◆ Written instruction: For this exercise, copy out each line of the material below that includes "group".

◆ Given records:

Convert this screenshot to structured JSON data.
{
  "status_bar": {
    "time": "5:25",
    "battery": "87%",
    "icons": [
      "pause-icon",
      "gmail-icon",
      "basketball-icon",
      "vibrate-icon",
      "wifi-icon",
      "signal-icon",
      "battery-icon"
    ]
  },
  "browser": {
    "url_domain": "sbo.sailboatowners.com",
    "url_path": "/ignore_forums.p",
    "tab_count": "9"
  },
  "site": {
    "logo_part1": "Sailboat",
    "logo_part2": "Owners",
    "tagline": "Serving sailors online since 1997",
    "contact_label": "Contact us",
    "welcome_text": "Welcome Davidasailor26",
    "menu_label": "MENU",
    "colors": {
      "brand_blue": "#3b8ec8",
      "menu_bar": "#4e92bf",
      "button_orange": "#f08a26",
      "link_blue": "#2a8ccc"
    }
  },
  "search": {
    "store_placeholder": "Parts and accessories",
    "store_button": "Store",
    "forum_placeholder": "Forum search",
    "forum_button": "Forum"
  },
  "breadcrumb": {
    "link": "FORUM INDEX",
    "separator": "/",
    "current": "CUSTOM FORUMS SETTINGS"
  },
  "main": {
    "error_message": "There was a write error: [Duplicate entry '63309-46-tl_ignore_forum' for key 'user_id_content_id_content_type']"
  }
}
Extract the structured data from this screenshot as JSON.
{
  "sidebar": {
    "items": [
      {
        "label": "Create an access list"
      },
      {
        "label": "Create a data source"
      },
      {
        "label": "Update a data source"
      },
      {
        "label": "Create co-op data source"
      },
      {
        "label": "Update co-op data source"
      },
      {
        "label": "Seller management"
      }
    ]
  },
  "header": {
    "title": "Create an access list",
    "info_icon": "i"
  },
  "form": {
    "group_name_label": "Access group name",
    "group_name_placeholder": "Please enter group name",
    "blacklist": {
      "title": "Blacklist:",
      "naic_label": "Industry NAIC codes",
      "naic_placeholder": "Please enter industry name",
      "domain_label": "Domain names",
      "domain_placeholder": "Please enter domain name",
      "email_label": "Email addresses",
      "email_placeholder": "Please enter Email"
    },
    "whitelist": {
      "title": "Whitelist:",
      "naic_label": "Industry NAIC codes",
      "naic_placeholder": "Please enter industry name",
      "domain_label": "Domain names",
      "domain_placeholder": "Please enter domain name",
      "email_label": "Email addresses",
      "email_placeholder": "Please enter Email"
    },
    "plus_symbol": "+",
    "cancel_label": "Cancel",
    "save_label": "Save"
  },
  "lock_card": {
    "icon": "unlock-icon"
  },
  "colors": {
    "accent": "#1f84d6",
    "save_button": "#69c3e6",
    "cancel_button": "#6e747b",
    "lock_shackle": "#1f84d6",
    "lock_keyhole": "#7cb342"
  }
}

◆ Answer:
    "group_name_label": "Access group name",
    "group_name_placeholder": "Please enter group name",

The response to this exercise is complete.